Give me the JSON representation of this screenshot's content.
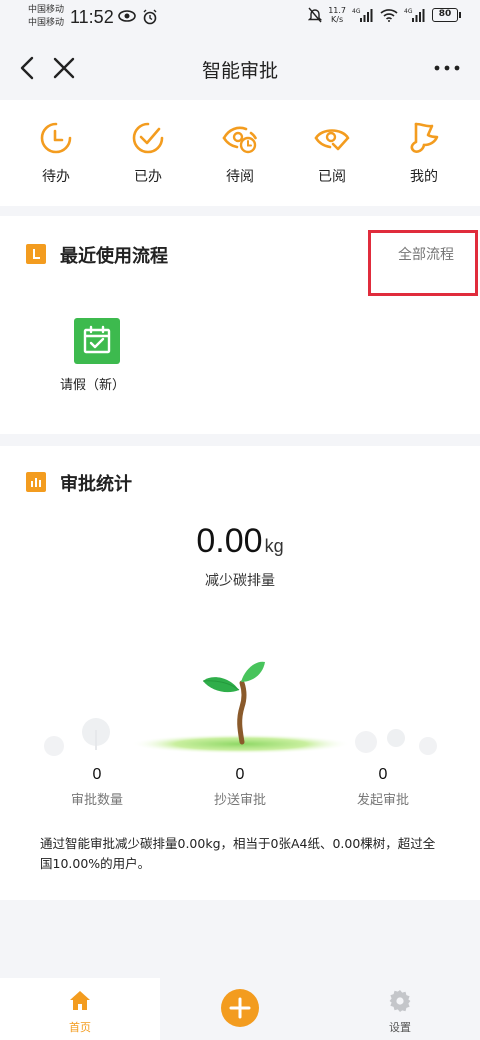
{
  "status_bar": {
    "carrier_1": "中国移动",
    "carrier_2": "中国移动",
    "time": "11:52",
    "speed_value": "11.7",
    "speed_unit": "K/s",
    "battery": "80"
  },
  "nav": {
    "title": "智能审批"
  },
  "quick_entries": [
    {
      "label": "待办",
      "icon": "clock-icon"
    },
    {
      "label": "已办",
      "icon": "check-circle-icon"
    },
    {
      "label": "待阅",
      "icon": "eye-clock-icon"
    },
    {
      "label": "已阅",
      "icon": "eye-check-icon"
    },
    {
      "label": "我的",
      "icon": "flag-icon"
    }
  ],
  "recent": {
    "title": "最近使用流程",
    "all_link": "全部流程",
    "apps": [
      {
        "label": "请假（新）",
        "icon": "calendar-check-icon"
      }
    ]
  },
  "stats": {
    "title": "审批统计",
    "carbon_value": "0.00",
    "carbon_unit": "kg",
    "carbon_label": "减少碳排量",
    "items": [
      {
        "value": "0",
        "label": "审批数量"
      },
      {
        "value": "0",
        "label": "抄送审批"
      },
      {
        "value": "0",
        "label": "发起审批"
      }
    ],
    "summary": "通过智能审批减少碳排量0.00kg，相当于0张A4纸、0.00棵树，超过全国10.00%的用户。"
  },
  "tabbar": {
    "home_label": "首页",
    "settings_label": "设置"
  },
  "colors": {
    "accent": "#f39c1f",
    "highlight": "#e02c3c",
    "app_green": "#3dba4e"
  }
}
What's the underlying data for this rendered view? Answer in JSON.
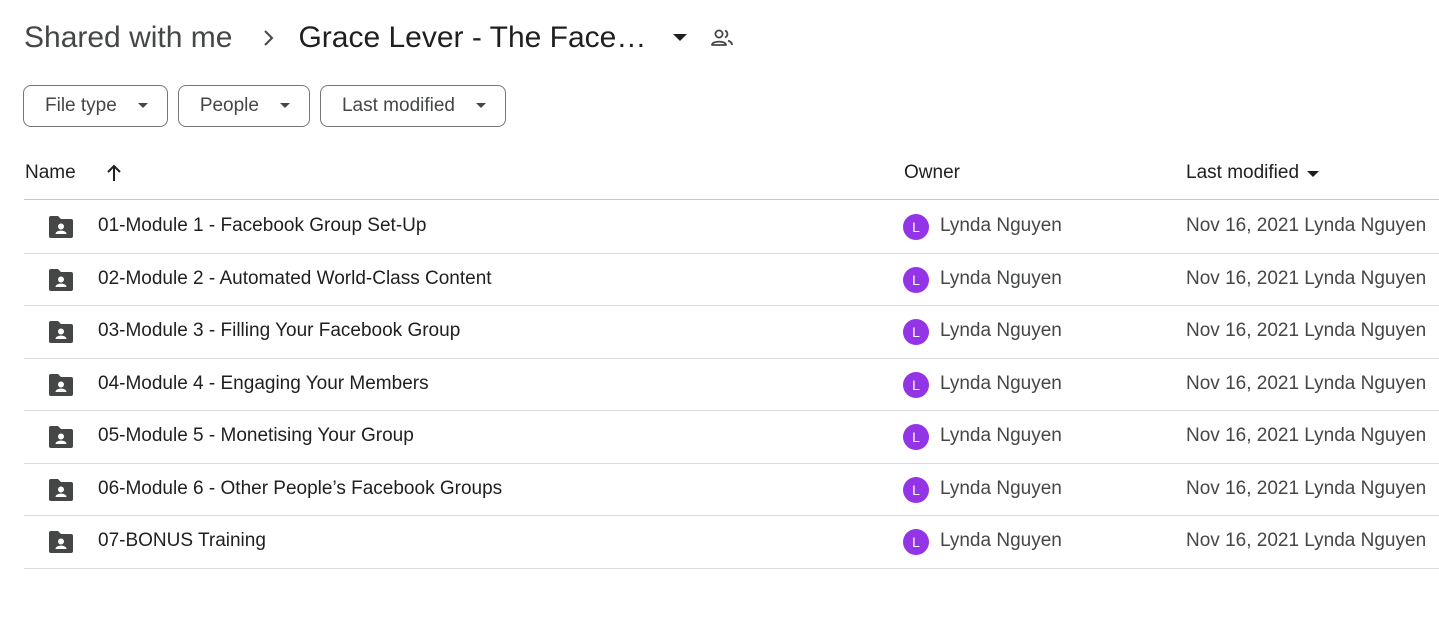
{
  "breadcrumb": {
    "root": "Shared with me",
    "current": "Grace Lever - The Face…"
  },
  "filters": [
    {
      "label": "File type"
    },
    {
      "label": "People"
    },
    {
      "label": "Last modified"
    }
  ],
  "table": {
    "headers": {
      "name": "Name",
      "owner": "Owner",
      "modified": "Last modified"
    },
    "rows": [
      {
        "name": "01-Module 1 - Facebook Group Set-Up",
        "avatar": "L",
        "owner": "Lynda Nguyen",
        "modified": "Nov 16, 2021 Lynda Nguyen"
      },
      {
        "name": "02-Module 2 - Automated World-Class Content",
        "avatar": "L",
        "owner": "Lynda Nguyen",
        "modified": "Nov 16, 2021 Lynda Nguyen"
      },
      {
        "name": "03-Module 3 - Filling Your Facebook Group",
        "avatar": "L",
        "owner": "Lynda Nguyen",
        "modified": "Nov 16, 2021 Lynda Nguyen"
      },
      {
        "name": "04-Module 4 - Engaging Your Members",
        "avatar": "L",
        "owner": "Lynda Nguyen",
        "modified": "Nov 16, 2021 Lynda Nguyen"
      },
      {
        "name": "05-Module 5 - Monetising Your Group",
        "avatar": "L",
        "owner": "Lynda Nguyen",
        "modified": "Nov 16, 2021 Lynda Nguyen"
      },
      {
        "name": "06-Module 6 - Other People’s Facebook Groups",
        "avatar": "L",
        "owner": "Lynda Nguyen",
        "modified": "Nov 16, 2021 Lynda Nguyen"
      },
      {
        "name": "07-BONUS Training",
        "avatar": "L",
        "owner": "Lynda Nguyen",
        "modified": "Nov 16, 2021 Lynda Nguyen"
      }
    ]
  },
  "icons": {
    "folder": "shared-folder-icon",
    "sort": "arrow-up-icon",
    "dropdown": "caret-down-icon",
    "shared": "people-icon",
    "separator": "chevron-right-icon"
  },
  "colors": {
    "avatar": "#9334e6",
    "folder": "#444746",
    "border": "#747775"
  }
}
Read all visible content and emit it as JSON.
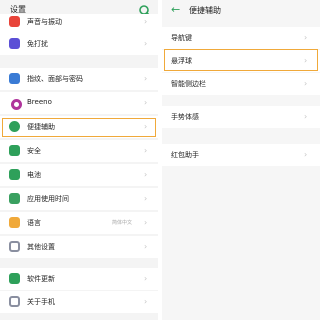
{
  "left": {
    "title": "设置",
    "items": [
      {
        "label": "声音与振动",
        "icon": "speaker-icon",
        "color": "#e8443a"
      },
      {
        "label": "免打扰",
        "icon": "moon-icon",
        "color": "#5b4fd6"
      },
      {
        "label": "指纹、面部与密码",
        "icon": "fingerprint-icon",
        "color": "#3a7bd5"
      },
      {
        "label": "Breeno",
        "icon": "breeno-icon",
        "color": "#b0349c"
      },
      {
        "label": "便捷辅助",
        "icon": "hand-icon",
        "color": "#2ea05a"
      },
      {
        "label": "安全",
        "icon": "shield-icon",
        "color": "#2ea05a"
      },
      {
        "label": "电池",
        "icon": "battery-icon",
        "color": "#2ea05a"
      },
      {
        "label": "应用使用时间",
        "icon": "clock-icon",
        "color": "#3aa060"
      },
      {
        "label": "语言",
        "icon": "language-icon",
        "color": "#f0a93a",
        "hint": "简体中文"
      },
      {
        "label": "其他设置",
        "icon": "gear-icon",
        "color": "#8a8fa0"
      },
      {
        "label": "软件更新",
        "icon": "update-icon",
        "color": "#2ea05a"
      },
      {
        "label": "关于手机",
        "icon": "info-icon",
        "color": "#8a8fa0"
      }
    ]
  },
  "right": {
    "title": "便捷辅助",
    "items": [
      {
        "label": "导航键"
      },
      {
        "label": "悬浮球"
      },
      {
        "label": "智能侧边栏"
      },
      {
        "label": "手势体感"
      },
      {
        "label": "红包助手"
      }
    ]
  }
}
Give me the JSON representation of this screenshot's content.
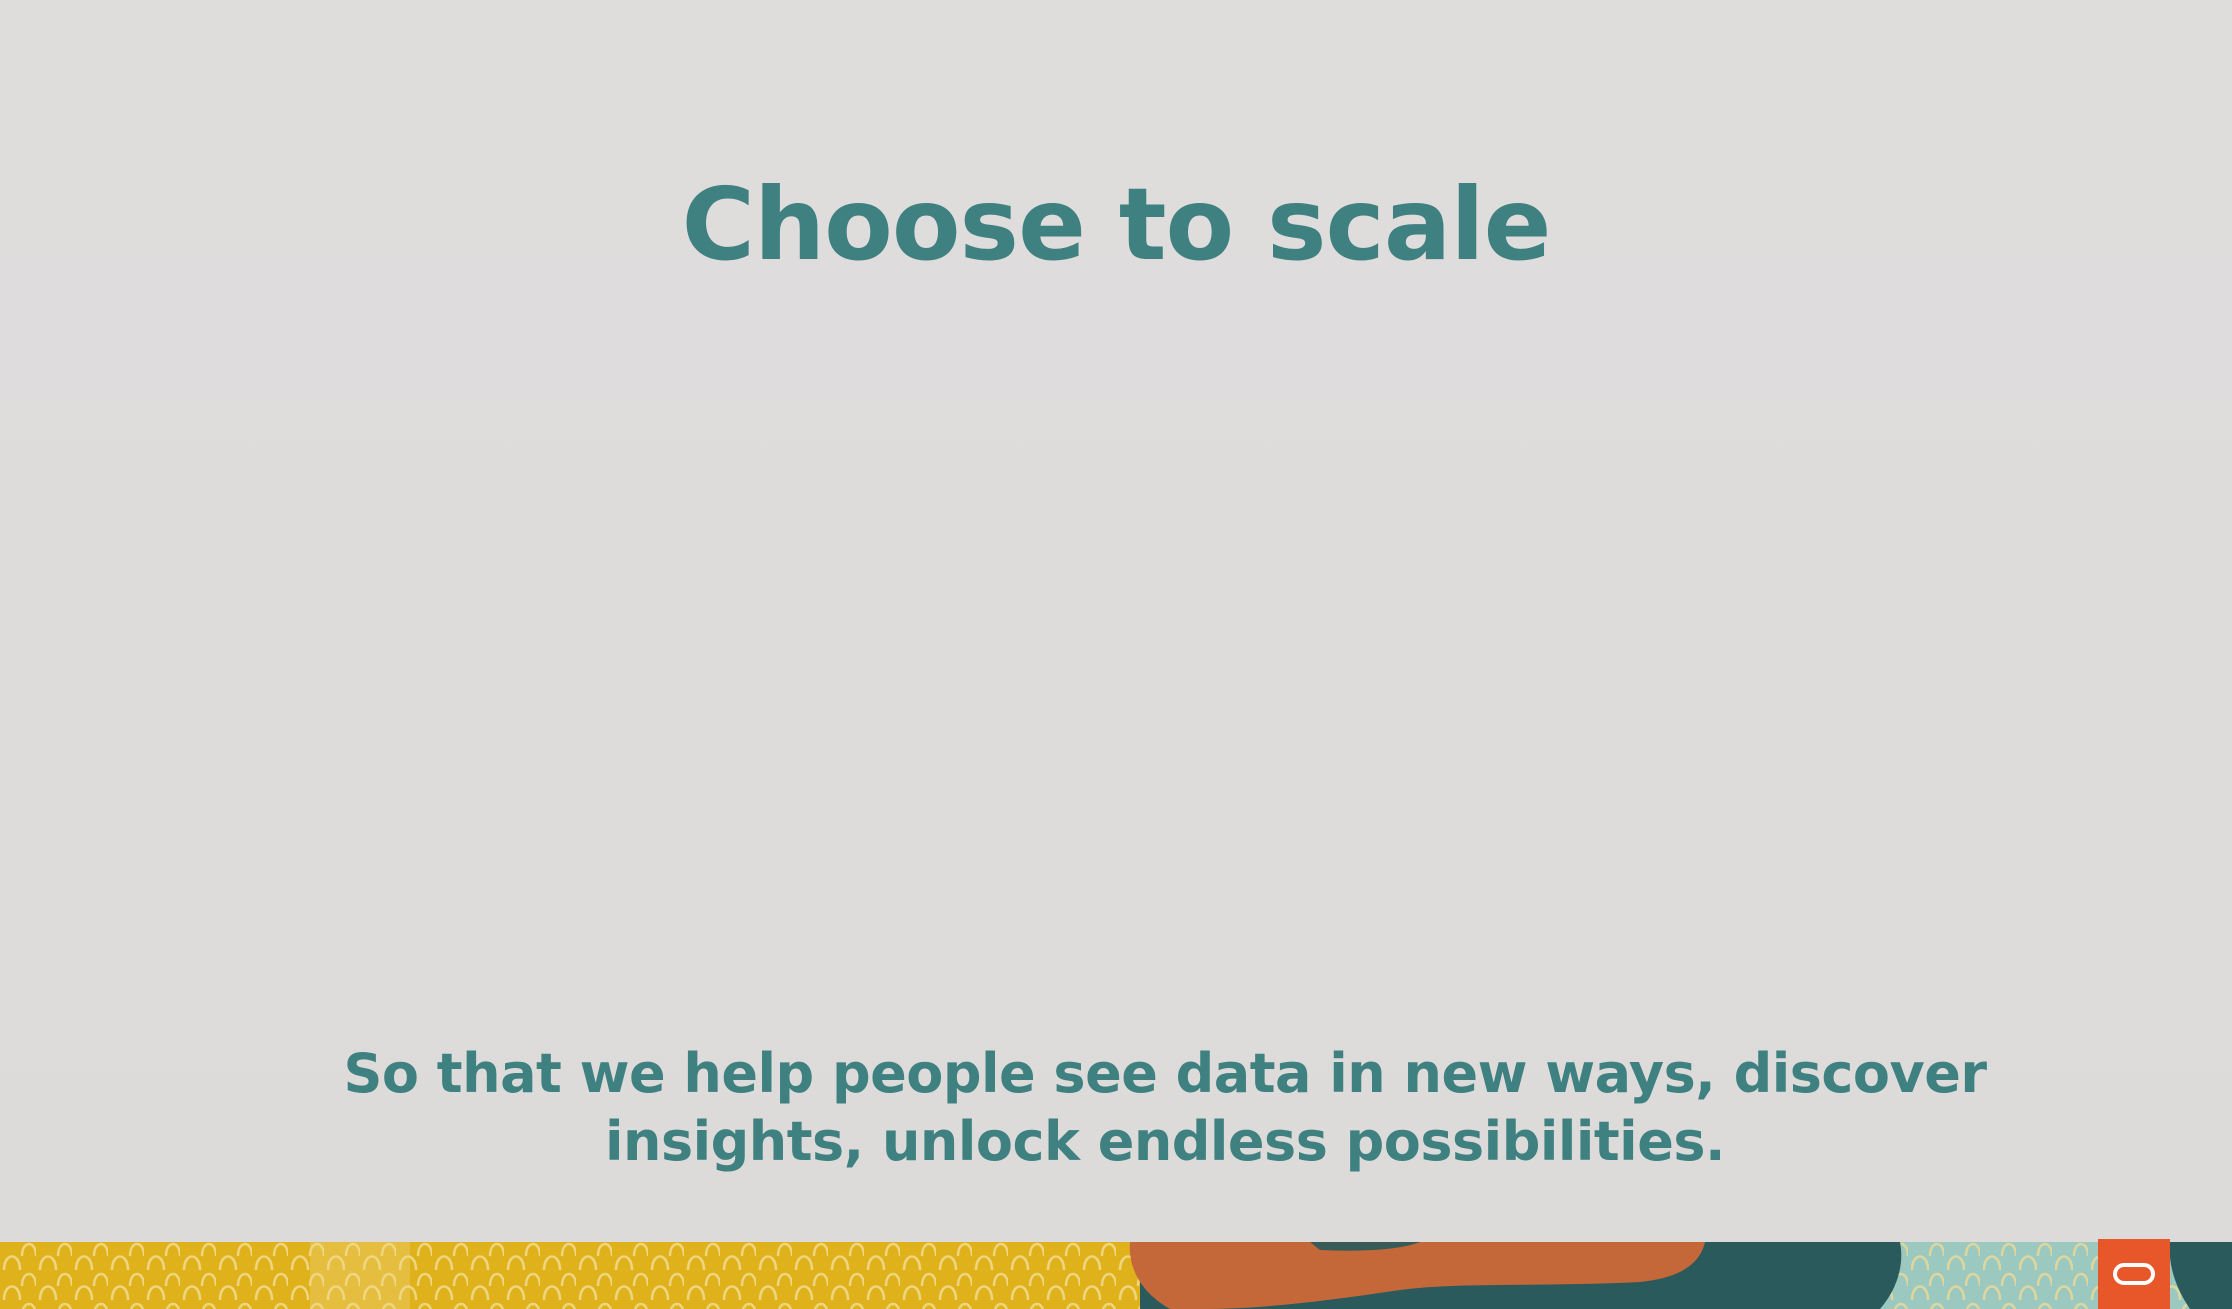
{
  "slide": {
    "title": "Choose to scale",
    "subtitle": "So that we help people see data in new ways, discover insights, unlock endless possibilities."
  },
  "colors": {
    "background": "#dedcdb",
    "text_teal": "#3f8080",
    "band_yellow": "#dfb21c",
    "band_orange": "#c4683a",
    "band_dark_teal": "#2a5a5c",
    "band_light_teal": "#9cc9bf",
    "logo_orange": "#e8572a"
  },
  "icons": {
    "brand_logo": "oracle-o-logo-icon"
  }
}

--------

EXERCISE AIM - Retype all entries exactly as they appear, dropping the images.

OUTPUT -
Give me the JSON representation of this screenshot's content.
{
  "status_bar": {
    "carrier_1": "中国移动",
    "carrier_2": "中国移动",
    "time": "11:52",
    "speed_value": "11.7",
    "speed_unit": "K/s",
    "battery": "80"
  },
  "nav": {
    "title": "智能审批"
  },
  "quick_entries": [
    {
      "label": "待办",
      "icon": "clock-icon"
    },
    {
      "label": "已办",
      "icon": "check-circle-icon"
    },
    {
      "label": "待阅",
      "icon": "eye-clock-icon"
    },
    {
      "label": "已阅",
      "icon": "eye-check-icon"
    },
    {
      "label": "我的",
      "icon": "flag-icon"
    }
  ],
  "recent": {
    "title": "最近使用流程",
    "all_link": "全部流程",
    "apps": [
      {
        "label": "请假（新）",
        "icon": "calendar-check-icon"
      }
    ]
  },
  "stats": {
    "title": "审批统计",
    "carbon_value": "0.00",
    "carbon_unit": "kg",
    "carbon_label": "减少碳排量",
    "items": [
      {
        "value": "0",
        "label": "审批数量"
      },
      {
        "value": "0",
        "label": "抄送审批"
      },
      {
        "value": "0",
        "label": "发起审批"
      }
    ],
    "summary": "通过智能审批减少碳排量0.00kg，相当于0张A4纸、0.00棵树，超过全国10.00%的用户。"
  },
  "tabbar": {
    "home_label": "首页",
    "settings_label": "设置"
  },
  "colors": {
    "accent": "#f39c1f",
    "highlight": "#e02c3c",
    "app_green": "#3dba4e"
  }
}
What's the underlying data for this rendered view? Answer in JSON.
{
  "breadcrumb": {
    "root": "Shared with me",
    "current": "Grace Lever - The Face…"
  },
  "filters": [
    {
      "label": "File type"
    },
    {
      "label": "People"
    },
    {
      "label": "Last modified"
    }
  ],
  "table": {
    "headers": {
      "name": "Name",
      "owner": "Owner",
      "modified": "Last modified"
    },
    "rows": [
      {
        "name": "01-Module 1 - Facebook Group Set-Up",
        "avatar": "L",
        "owner": "Lynda Nguyen",
        "modified": "Nov 16, 2021 Lynda Nguyen"
      },
      {
        "name": "02-Module 2 - Automated World-Class Content",
        "avatar": "L",
        "owner": "Lynda Nguyen",
        "modified": "Nov 16, 2021 Lynda Nguyen"
      },
      {
        "name": "03-Module 3 - Filling Your Facebook Group",
        "avatar": "L",
        "owner": "Lynda Nguyen",
        "modified": "Nov 16, 2021 Lynda Nguyen"
      },
      {
        "name": "04-Module 4 - Engaging Your Members",
        "avatar": "L",
        "owner": "Lynda Nguyen",
        "modified": "Nov 16, 2021 Lynda Nguyen"
      },
      {
        "name": "05-Module 5 - Monetising Your Group",
        "avatar": "L",
        "owner": "Lynda Nguyen",
        "modified": "Nov 16, 2021 Lynda Nguyen"
      },
      {
        "name": "06-Module 6 - Other People’s Facebook Groups",
        "avatar": "L",
        "owner": "Lynda Nguyen",
        "modified": "Nov 16, 2021 Lynda Nguyen"
      },
      {
        "name": "07-BONUS Training",
        "avatar": "L",
        "owner": "Lynda Nguyen",
        "modified": "Nov 16, 2021 Lynda Nguyen"
      }
    ]
  },
  "icons": {
    "folder": "shared-folder-icon",
    "sort": "arrow-up-icon",
    "dropdown": "caret-down-icon",
    "shared": "people-icon",
    "separator": "chevron-right-icon"
  },
  "colors": {
    "avatar": "#9334e6",
    "folder": "#444746",
    "border": "#747775"
  }
}
Read all visible content and emit it as JSON.
{
  "left": {
    "title": "设置",
    "items": [
      {
        "label": "声音与振动",
        "icon": "speaker-icon",
        "color": "#e8443a"
      },
      {
        "label": "免打扰",
        "icon": "moon-icon",
        "color": "#5b4fd6"
      },
      {
        "label": "指纹、面部与密码",
        "icon": "fingerprint-icon",
        "color": "#3a7bd5"
      },
      {
        "label": "Breeno",
        "icon": "breeno-icon",
        "color": "#b0349c"
      },
      {
        "label": "便捷辅助",
        "icon": "hand-icon",
        "color": "#2ea05a"
      },
      {
        "label": "安全",
        "icon": "shield-icon",
        "color": "#2ea05a"
      },
      {
        "label": "电池",
        "icon": "battery-icon",
        "color": "#2ea05a"
      },
      {
        "label": "应用使用时间",
        "icon": "clock-icon",
        "color": "#3aa060"
      },
      {
        "label": "语言",
        "icon": "language-icon",
        "color": "#f0a93a",
        "hint": "简体中文"
      },
      {
        "label": "其他设置",
        "icon": "gear-icon",
        "color": "#8a8fa0"
      },
      {
        "label": "软件更新",
        "icon": "update-icon",
        "color": "#2ea05a"
      },
      {
        "label": "关于手机",
        "icon": "info-icon",
        "color": "#8a8fa0"
      }
    ]
  },
  "right": {
    "title": "便捷辅助",
    "items": [
      {
        "label": "导航键"
      },
      {
        "label": "悬浮球"
      },
      {
        "label": "智能侧边栏"
      },
      {
        "label": "手势体感"
      },
      {
        "label": "红包助手"
      }
    ]
  }
}
Give me the JSON representation of this screenshot's content.
{
  "slide": {
    "title": "Choose to scale",
    "subtitle": "So that we help people see data in new ways, discover insights, unlock endless possibilities."
  },
  "colors": {
    "background": "#dedcdb",
    "text_teal": "#3f8080",
    "band_yellow": "#dfb21c",
    "band_orange": "#c4683a",
    "band_dark_teal": "#2a5a5c",
    "band_light_teal": "#9cc9bf",
    "logo_orange": "#e8572a"
  },
  "icons": {
    "brand_logo": "oracle-o-logo-icon"
  }
}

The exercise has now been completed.